=== Provided entries ===

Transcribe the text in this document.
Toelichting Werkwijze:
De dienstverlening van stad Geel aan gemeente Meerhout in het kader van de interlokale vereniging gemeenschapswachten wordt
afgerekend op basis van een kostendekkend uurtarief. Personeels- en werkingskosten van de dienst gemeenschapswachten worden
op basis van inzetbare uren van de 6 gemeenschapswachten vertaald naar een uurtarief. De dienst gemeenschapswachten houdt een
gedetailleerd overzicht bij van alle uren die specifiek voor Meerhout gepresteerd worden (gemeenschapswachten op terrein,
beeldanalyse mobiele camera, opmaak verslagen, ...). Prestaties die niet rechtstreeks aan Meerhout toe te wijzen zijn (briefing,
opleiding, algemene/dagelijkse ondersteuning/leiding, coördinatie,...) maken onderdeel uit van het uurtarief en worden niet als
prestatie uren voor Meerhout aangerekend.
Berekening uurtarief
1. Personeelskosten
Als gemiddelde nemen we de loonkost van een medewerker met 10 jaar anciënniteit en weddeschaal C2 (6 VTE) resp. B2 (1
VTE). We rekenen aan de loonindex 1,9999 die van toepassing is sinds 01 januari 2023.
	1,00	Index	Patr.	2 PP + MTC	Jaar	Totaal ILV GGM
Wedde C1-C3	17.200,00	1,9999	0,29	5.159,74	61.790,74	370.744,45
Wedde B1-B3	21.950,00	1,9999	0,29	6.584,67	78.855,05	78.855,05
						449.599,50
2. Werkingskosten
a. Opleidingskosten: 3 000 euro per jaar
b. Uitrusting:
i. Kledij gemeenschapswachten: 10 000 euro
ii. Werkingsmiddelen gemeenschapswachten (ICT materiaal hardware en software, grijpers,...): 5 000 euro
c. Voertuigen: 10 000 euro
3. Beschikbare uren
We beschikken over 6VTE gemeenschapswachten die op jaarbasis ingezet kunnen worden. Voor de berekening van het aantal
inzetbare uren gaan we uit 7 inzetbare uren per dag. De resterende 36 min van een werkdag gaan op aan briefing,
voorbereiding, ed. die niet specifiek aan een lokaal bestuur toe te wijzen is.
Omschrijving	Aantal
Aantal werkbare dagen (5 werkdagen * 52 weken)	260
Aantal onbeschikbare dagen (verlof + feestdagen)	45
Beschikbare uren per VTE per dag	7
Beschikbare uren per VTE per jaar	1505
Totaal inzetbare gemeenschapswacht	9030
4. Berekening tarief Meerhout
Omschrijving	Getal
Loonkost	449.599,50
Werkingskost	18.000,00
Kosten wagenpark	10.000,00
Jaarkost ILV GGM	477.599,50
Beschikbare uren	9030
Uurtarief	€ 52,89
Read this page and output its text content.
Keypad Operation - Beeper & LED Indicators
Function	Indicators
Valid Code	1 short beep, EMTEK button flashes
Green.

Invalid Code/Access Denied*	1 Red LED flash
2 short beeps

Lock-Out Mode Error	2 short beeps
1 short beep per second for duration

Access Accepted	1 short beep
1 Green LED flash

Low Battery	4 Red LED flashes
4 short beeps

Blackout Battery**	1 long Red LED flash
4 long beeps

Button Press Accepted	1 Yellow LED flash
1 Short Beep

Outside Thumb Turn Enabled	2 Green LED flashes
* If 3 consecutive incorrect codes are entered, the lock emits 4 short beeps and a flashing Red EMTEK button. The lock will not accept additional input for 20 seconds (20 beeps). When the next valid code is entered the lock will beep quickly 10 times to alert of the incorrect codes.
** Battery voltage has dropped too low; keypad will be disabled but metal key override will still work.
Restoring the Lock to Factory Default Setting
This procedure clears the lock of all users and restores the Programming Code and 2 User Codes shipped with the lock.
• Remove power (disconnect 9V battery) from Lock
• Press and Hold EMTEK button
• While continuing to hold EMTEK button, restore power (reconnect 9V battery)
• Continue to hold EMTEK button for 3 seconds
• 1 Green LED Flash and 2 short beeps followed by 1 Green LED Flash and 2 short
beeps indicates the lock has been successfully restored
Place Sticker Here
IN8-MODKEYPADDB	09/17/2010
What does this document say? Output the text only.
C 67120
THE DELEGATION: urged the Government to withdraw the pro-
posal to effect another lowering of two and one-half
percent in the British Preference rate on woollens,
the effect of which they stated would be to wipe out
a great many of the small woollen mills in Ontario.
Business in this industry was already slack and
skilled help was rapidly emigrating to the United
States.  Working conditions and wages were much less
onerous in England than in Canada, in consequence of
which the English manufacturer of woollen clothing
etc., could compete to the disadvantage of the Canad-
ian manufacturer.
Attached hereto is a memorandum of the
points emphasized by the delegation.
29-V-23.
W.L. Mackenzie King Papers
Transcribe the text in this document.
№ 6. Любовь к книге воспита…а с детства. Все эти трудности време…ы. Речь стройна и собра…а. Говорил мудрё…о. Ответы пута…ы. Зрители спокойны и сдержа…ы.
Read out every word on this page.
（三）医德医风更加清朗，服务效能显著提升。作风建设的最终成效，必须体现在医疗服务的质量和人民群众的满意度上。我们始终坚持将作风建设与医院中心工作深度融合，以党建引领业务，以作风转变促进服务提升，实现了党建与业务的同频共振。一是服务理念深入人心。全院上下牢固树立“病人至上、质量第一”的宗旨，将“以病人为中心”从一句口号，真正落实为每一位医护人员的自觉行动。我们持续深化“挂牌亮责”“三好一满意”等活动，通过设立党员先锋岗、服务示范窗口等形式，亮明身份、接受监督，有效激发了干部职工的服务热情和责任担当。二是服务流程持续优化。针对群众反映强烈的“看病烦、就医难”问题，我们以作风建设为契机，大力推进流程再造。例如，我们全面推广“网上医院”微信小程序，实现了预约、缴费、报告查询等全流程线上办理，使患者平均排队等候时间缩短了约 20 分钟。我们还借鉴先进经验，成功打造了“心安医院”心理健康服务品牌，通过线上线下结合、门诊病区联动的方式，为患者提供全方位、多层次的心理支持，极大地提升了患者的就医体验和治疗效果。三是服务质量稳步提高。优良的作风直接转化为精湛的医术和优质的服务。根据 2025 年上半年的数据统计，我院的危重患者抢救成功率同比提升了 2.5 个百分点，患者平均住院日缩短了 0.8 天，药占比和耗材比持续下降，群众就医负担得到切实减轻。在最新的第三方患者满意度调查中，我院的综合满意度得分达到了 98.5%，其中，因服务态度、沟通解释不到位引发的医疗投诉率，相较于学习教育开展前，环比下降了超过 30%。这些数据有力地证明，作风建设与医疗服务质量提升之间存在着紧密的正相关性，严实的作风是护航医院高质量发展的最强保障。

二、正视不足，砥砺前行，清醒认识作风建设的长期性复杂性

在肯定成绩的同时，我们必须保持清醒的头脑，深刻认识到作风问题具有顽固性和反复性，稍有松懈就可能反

===

### Given request
Please copy out each record, character for character.

### Solution for this problem
Transcribe the text in this document.
Toelichting Werkwijze:
De dienstverlening van stad Geel aan gemeente Meerhout in het kader van de interlokale vereniging gemeenschapswachten wordt
afgerekend op basis van een kostendekkend uurtarief. Personeels- en werkingskosten van de dienst gemeenschapswachten worden
op basis van inzetbare uren van de 6 gemeenschapswachten vertaald naar een uurtarief. De dienst gemeenschapswachten houdt een
gedetailleerd overzicht bij van alle uren die specifiek voor Meerhout gepresteerd worden (gemeenschapswachten op terrein,
beeldanalyse mobiele camera, opmaak verslagen, ...). Prestaties die niet rechtstreeks aan Meerhout toe te wijzen zijn (briefing,
opleiding, algemene/dagelijkse ondersteuning/leiding, coördinatie,...) maken onderdeel uit van het uurtarief en worden niet als
prestatie uren voor Meerhout aangerekend.
Berekening uurtarief
1. Personeelskosten
Als gemiddelde nemen we de loonkost van een medewerker met 10 jaar anciënniteit en weddeschaal C2 (6 VTE) resp. B2 (1
VTE). We rekenen aan de loonindex 1,9999 die van toepassing is sinds 01 januari 2023.
	1,00	Index	Patr.	2 PP + MTC	Jaar	Totaal ILV GGM
Wedde C1-C3	17.200,00	1,9999	0,29	5.159,74	61.790,74	370.744,45
Wedde B1-B3	21.950,00	1,9999	0,29	6.584,67	78.855,05	78.855,05
						449.599,50
2. Werkingskosten
a. Opleidingskosten: 3 000 euro per jaar
b. Uitrusting:
i. Kledij gemeenschapswachten: 10 000 euro
ii. Werkingsmiddelen gemeenschapswachten (ICT materiaal hardware en software, grijpers,...): 5 000 euro
c. Voertuigen: 10 000 euro
3. Beschikbare uren
We beschikken over 6VTE gemeenschapswachten die op jaarbasis ingezet kunnen worden. Voor de berekening van het aantal
inzetbare uren gaan we uit 7 inzetbare uren per dag. De resterende 36 min van een werkdag gaan op aan briefing,
voorbereiding, ed. die niet specifiek aan een lokaal bestuur toe te wijzen is.
Omschrijving	Aantal
Aantal werkbare dagen (5 werkdagen * 52 weken)	260
Aantal onbeschikbare dagen (verlof + feestdagen)	45
Beschikbare uren per VTE per dag	7
Beschikbare uren per VTE per jaar	1505
Totaal inzetbare gemeenschapswacht	9030
4. Berekening tarief Meerhout
Omschrijving	Getal
Loonkost	449.599,50
Werkingskost	18.000,00
Kosten wagenpark	10.000,00
Jaarkost ILV GGM	477.599,50
Beschikbare uren	9030
Uurtarief	€ 52,89
Read this page and output its text content.
Keypad Operation - Beeper & LED Indicators
Function	Indicators
Valid Code	1 short beep, EMTEK button flashes
Green.

Invalid Code/Access Denied*	1 Red LED flash
2 short beeps

Lock-Out Mode Error	2 short beeps
1 short beep per second for duration

Access Accepted	1 short beep
1 Green LED flash

Low Battery	4 Red LED flashes
4 short beeps

Blackout Battery**	1 long Red LED flash
4 long beeps

Button Press Accepted	1 Yellow LED flash
1 Short Beep

Outside Thumb Turn Enabled	2 Green LED flashes
* If 3 consecutive incorrect codes are entered, the lock emits 4 short beeps and a flashing Red EMTEK button. The lock will not accept additional input for 20 seconds (20 beeps). When the next valid code is entered the lock will beep quickly 10 times to alert of the incorrect codes.
** Battery voltage has dropped too low; keypad will be disabled but metal key override will still work.
Restoring the Lock to Factory Default Setting
This procedure clears the lock of all users and restores the Programming Code and 2 User Codes shipped with the lock.
• Remove power (disconnect 9V battery) from Lock
• Press and Hold EMTEK button
• While continuing to hold EMTEK button, restore power (reconnect 9V battery)
• Continue to hold EMTEK button for 3 seconds
• 1 Green LED Flash and 2 short beeps followed by 1 Green LED Flash and 2 short
beeps indicates the lock has been successfully restored
Place Sticker Here
IN8-MODKEYPADDB	09/17/2010
What does this document say? Output the text only.
C 67120
THE DELEGATION: urged the Government to withdraw the pro-
posal to effect another lowering of two and one-half
percent in the British Preference rate on woollens,
the effect of which they stated would be to wipe out
a great many of the small woollen mills in Ontario.
Business in this industry was already slack and
skilled help was rapidly emigrating to the United
States.  Working conditions and wages were much less
onerous in England than in Canada, in consequence of
which the English manufacturer of woollen clothing
etc., could compete to the disadvantage of the Canad-
ian manufacturer.
Attached hereto is a memorandum of the
points emphasized by the delegation.
29-V-23.
W.L. Mackenzie King Papers
Transcribe the text in this document.
№ 6. Любовь к книге воспита…а с детства. Все эти трудности време…ы. Речь стройна и собра…а. Говорил мудрё…о. Ответы пута…ы. Зрители спокойны и сдержа…ы.
Read out every word on this page.
（三）医德医风更加清朗，服务效能显著提升。作风建设的最终成效，必须体现在医疗服务的质量和人民群众的满意度上。我们始终坚持将作风建设与医院中心工作深度融合，以党建引领业务，以作风转变促进服务提升，实现了党建与业务的同频共振。一是服务理念深入人心。全院上下牢固树立“病人至上、质量第一”的宗旨，将“以病人为中心”从一句口号，真正落实为每一位医护人员的自觉行动。我们持续深化“挂牌亮责”“三好一满意”等活动，通过设立党员先锋岗、服务示范窗口等形式，亮明身份、接受监督，有效激发了干部职工的服务热情和责任担当。二是服务流程持续优化。针对群众反映强烈的“看病烦、就医难”问题，我们以作风建设为契机，大力推进流程再造。例如，我们全面推广“网上医院”微信小程序，实现了预约、缴费、报告查询等全流程线上办理，使患者平均排队等候时间缩短了约 20 分钟。我们还借鉴先进经验，成功打造了“心安医院”心理健康服务品牌，通过线上线下结合、门诊病区联动的方式，为患者提供全方位、多层次的心理支持，极大地提升了患者的就医体验和治疗效果。三是服务质量稳步提高。优良的作风直接转化为精湛的医术和优质的服务。根据 2025 年上半年的数据统计，我院的危重患者抢救成功率同比提升了 2.5 个百分点，患者平均住院日缩短了 0.8 天，药占比和耗材比持续下降，群众就医负担得到切实减轻。在最新的第三方患者满意度调查中，我院的综合满意度得分达到了 98.5%，其中，因服务态度、沟通解释不到位引发的医疗投诉率，相较于学习教育开展前，环比下降了超过 30%。这些数据有力地证明，作风建设与医疗服务质量提升之间存在着紧密的正相关性，严实的作风是护航医院高质量发展的最强保障。

二、正视不足，砥砺前行，清醒认识作风建设的长期性复杂性

在肯定成绩的同时，我们必须保持清醒的头脑，深刻认识到作风问题具有顽固性和反复性，稍有松懈就可能反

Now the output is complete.